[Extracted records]
----------------------------------------
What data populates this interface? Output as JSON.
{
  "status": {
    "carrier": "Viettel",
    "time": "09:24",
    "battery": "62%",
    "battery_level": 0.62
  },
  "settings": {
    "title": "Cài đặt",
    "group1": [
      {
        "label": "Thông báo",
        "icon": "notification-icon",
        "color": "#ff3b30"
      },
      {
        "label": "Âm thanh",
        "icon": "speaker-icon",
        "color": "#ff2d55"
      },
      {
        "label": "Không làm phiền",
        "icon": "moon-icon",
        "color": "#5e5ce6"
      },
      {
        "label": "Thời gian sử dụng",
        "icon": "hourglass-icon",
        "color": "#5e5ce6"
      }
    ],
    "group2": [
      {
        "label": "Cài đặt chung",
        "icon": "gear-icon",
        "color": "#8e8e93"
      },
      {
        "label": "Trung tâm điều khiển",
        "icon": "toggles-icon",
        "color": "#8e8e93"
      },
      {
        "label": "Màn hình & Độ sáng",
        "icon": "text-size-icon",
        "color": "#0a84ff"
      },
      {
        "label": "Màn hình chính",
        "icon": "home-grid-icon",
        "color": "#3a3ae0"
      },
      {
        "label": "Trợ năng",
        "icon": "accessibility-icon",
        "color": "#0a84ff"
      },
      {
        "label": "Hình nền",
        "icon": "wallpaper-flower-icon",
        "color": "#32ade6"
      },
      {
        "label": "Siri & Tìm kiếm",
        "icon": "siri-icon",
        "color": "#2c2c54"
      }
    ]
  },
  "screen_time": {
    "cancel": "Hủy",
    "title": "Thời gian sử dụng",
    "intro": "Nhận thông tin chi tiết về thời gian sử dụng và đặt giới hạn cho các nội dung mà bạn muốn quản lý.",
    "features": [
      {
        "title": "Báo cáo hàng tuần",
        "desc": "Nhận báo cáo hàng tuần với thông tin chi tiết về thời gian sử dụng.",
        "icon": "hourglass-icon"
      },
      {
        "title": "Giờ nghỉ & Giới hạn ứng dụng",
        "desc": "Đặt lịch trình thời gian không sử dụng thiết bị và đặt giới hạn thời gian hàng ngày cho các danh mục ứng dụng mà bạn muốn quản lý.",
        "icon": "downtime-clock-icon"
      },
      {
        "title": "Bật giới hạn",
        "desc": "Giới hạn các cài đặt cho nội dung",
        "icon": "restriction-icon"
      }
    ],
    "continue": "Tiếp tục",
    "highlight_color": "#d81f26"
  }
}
----------------------------------------
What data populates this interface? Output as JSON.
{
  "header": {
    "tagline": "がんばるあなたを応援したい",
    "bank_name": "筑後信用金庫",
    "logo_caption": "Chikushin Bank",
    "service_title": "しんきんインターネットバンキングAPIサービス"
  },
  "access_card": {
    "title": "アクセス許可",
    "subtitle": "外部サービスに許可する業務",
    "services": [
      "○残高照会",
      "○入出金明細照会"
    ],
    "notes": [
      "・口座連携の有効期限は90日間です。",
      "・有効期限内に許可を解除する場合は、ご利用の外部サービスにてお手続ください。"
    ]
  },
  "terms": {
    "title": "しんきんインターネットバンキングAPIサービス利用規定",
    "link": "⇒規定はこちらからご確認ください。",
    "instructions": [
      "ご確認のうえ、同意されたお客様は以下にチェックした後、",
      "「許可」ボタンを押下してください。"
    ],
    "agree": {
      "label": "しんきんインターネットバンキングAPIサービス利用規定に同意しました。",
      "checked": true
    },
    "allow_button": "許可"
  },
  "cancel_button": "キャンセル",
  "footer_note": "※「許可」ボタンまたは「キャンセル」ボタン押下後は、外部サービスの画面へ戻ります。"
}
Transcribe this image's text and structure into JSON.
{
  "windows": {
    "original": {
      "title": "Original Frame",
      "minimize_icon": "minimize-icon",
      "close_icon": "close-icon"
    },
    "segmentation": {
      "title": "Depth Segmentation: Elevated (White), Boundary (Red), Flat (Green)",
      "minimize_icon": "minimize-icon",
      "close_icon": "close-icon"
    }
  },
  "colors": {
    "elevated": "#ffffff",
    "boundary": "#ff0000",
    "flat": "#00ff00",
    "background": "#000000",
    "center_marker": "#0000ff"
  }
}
----------------------------------------
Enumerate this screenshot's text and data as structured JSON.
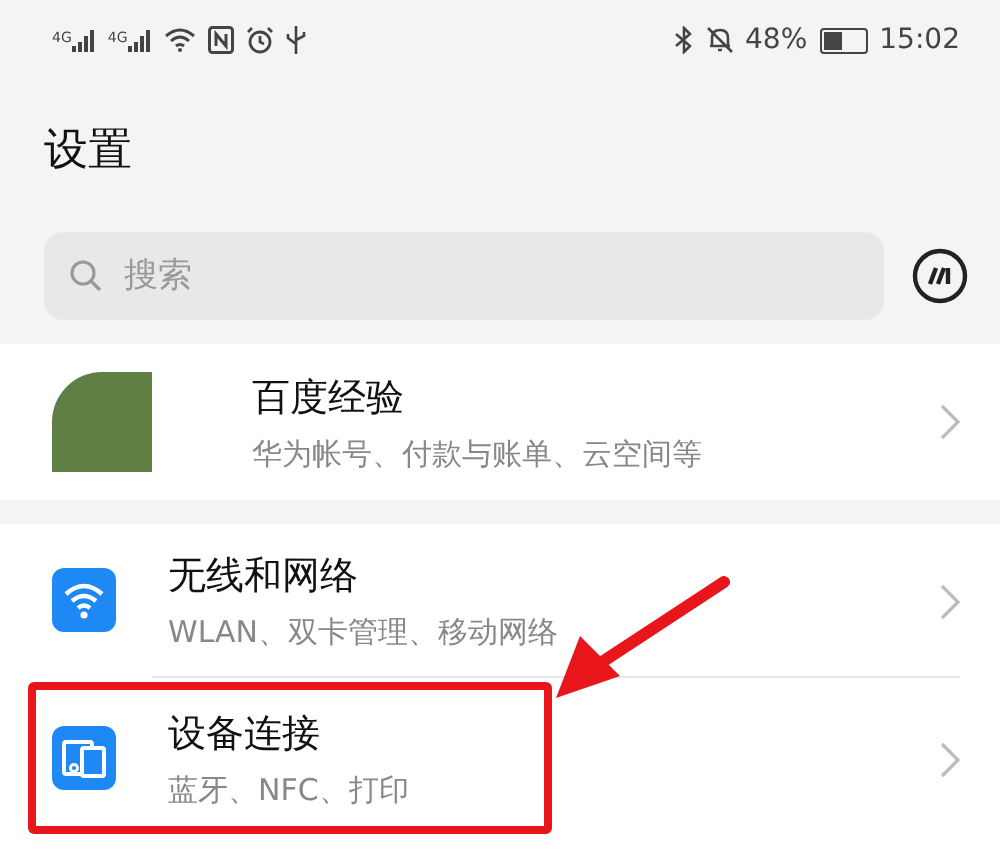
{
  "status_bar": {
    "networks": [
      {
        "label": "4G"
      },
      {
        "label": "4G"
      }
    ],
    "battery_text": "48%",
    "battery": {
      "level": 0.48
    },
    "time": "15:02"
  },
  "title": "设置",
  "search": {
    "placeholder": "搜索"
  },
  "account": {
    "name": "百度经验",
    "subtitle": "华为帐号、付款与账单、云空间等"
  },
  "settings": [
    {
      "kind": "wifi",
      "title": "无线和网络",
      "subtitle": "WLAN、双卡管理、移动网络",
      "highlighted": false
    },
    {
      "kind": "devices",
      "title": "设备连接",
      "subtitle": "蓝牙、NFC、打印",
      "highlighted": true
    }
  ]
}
----------------------------------------
* WHAT IS REQUIRED
Go through the records and gather the lines that hold "hourglass".

* RESULT BELOW
        "icon": "hourglass-icon",
        "icon": "hourglass-icon"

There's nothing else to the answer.